*Data for this exercise:*

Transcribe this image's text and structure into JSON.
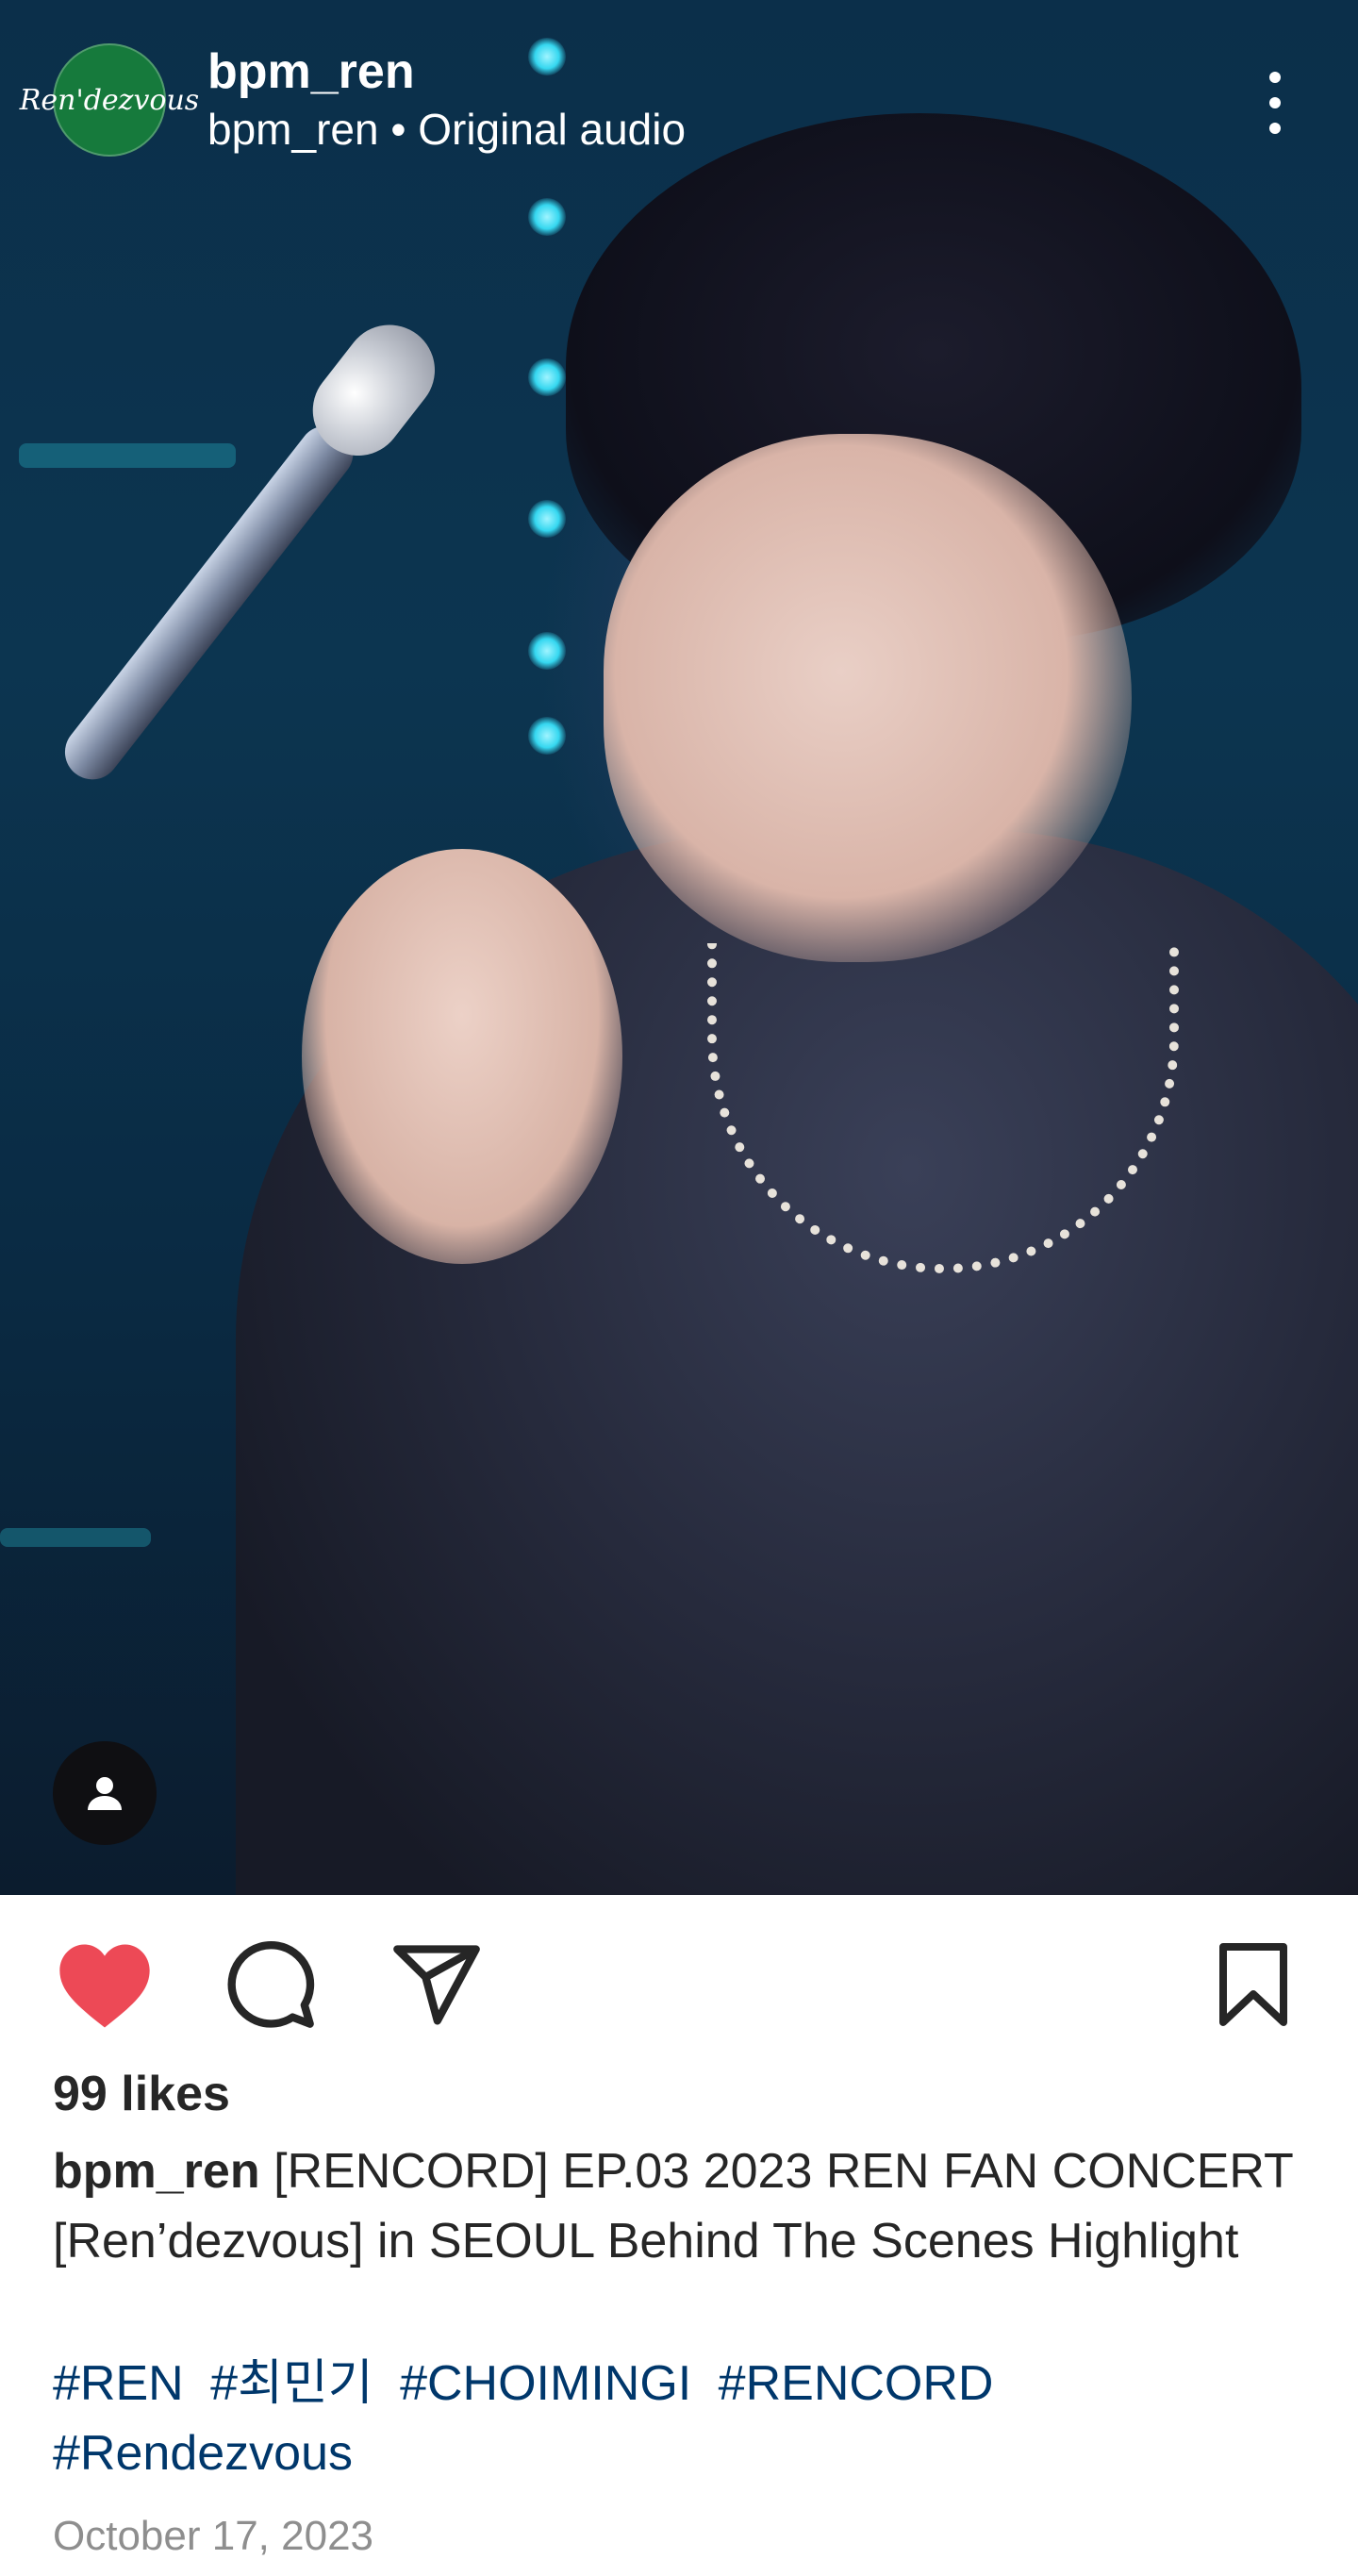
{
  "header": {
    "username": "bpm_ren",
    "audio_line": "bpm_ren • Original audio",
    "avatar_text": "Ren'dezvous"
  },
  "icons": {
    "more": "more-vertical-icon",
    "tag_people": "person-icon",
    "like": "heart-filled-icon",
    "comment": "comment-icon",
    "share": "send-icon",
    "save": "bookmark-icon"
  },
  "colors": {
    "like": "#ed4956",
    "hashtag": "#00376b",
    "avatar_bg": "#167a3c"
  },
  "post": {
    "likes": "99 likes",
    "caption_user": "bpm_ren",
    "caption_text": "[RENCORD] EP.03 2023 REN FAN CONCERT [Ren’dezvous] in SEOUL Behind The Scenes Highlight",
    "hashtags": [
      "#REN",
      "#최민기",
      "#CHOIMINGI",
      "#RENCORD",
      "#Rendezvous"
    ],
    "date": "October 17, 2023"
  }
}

*Problem:* Copy every entry exactly as written. Pictures are excluded.

*Response:*
Transcribe this image's text and structure into JSON.
{
  "header": {
    "username": "bpm_ren",
    "audio_line": "bpm_ren • Original audio",
    "avatar_text": "Ren'dezvous"
  },
  "icons": {
    "more": "more-vertical-icon",
    "tag_people": "person-icon",
    "like": "heart-filled-icon",
    "comment": "comment-icon",
    "share": "send-icon",
    "save": "bookmark-icon"
  },
  "colors": {
    "like": "#ed4956",
    "hashtag": "#00376b",
    "avatar_bg": "#167a3c"
  },
  "post": {
    "likes": "99 likes",
    "caption_user": "bpm_ren",
    "caption_text": "[RENCORD] EP.03 2023 REN FAN CONCERT [Ren’dezvous] in SEOUL Behind The Scenes Highlight",
    "hashtags": [
      "#REN",
      "#최민기",
      "#CHOIMINGI",
      "#RENCORD",
      "#Rendezvous"
    ],
    "date": "October 17, 2023"
  }
}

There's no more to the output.